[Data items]

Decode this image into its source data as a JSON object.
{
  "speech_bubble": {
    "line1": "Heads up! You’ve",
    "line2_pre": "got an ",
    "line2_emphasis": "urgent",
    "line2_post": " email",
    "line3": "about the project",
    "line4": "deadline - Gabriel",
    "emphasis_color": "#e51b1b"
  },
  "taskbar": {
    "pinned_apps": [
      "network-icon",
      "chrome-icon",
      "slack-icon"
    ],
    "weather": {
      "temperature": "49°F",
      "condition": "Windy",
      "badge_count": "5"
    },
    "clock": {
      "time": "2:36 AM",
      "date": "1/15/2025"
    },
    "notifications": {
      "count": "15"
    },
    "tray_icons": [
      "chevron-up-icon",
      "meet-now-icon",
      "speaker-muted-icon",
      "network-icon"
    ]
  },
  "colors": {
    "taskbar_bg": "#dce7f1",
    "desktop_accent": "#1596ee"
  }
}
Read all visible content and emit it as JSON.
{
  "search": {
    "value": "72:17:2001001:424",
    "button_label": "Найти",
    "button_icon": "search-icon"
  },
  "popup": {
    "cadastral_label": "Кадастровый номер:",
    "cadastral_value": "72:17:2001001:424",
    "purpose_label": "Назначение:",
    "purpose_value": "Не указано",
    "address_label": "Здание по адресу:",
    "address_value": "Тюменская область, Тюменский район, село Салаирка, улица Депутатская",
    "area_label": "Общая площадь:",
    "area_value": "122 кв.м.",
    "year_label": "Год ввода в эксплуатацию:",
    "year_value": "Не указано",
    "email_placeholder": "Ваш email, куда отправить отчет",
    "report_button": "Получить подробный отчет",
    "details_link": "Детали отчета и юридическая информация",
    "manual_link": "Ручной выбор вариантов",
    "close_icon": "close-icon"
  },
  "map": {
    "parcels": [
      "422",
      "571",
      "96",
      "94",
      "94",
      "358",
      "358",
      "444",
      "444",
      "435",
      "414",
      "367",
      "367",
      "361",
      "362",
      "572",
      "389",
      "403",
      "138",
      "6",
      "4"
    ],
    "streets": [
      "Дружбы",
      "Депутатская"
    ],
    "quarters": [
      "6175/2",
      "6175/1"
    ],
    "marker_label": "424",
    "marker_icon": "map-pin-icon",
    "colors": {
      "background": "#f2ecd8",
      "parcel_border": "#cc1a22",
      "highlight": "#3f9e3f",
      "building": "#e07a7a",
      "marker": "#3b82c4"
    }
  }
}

• [Stated problem]:
How many lines of these entries hold the string "email"? Answer with the number alone.

• [Output below]:
2